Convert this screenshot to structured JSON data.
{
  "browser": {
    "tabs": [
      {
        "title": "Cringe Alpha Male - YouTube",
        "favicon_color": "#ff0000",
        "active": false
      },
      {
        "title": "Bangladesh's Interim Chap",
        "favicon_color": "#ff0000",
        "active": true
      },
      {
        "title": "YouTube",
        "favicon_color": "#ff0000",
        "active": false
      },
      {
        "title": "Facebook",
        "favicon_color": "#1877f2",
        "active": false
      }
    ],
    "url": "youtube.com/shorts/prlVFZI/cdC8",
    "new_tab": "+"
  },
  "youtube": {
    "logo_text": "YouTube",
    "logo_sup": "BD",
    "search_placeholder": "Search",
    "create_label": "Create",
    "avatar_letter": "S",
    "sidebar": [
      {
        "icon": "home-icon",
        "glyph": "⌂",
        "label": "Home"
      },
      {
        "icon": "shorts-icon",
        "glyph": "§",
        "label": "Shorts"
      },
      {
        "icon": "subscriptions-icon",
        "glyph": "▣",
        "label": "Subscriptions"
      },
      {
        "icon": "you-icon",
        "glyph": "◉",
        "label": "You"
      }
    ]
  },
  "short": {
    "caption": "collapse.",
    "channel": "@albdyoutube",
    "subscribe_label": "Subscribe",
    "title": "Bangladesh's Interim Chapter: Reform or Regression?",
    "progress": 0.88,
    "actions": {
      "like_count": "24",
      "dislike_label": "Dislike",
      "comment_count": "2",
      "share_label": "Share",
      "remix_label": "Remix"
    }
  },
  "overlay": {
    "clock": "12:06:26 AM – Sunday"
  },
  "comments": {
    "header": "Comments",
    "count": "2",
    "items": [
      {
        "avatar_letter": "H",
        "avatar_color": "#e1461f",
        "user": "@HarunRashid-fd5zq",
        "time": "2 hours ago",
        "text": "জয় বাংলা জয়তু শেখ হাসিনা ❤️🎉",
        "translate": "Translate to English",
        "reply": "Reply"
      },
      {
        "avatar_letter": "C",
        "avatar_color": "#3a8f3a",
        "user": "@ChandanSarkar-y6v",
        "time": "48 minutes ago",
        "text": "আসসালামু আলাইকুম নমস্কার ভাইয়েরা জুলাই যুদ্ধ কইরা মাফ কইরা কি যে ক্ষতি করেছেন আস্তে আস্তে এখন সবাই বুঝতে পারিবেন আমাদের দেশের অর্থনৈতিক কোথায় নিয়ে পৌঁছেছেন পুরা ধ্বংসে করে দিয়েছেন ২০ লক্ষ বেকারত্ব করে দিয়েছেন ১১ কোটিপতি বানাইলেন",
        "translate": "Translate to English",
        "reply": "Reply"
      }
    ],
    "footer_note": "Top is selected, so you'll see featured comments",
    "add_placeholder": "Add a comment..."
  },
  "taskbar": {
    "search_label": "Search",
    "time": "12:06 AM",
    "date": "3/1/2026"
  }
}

■ ■ ■

WRITTEN EXERCISE: Copy down the whole of the data above, matching it exactly.

WRITTEN RESPONSE:
Convert this screenshot to structured JSON data.
{
  "browser": {
    "tabs": [
      {
        "title": "Cringe Alpha Male - YouTube",
        "favicon_color": "#ff0000",
        "active": false
      },
      {
        "title": "Bangladesh's Interim Chap",
        "favicon_color": "#ff0000",
        "active": true
      },
      {
        "title": "YouTube",
        "favicon_color": "#ff0000",
        "active": false
      },
      {
        "title": "Facebook",
        "favicon_color": "#1877f2",
        "active": false
      }
    ],
    "url": "youtube.com/shorts/prlVFZI/cdC8",
    "new_tab": "+"
  },
  "youtube": {
    "logo_text": "YouTube",
    "logo_sup": "BD",
    "search_placeholder": "Search",
    "create_label": "Create",
    "avatar_letter": "S",
    "sidebar": [
      {
        "icon": "home-icon",
        "glyph": "⌂",
        "label": "Home"
      },
      {
        "icon": "shorts-icon",
        "glyph": "§",
        "label": "Shorts"
      },
      {
        "icon": "subscriptions-icon",
        "glyph": "▣",
        "label": "Subscriptions"
      },
      {
        "icon": "you-icon",
        "glyph": "◉",
        "label": "You"
      }
    ]
  },
  "short": {
    "caption": "collapse.",
    "channel": "@albdyoutube",
    "subscribe_label": "Subscribe",
    "title": "Bangladesh's Interim Chapter: Reform or Regression?",
    "progress": 0.88,
    "actions": {
      "like_count": "24",
      "dislike_label": "Dislike",
      "comment_count": "2",
      "share_label": "Share",
      "remix_label": "Remix"
    }
  },
  "overlay": {
    "clock": "12:06:26 AM – Sunday"
  },
  "comments": {
    "header": "Comments",
    "count": "2",
    "items": [
      {
        "avatar_letter": "H",
        "avatar_color": "#e1461f",
        "user": "@HarunRashid-fd5zq",
        "time": "2 hours ago",
        "text": "জয় বাংলা জয়তু শেখ হাসিনা ❤️🎉",
        "translate": "Translate to English",
        "reply": "Reply"
      },
      {
        "avatar_letter": "C",
        "avatar_color": "#3a8f3a",
        "user": "@ChandanSarkar-y6v",
        "time": "48 minutes ago",
        "text": "আসসালামু আলাইকুম নমস্কার ভাইয়েরা জুলাই যুদ্ধ কইরা মাফ কইরা কি যে ক্ষতি করেছেন আস্তে আস্তে এখন সবাই বুঝতে পারিবেন আমাদের দেশের অর্থনৈতিক কোথায় নিয়ে পৌঁছেছেন পুরা ধ্বংসে করে দিয়েছেন ২০ লক্ষ বেকারত্ব করে দিয়েছেন ১১ কোটিপতি বানাইলেন",
        "translate": "Translate to English",
        "reply": "Reply"
      }
    ],
    "footer_note": "Top is selected, so you'll see featured comments",
    "add_placeholder": "Add a comment..."
  },
  "taskbar": {
    "search_label": "Search",
    "time": "12:06 AM",
    "date": "3/1/2026"
  }
}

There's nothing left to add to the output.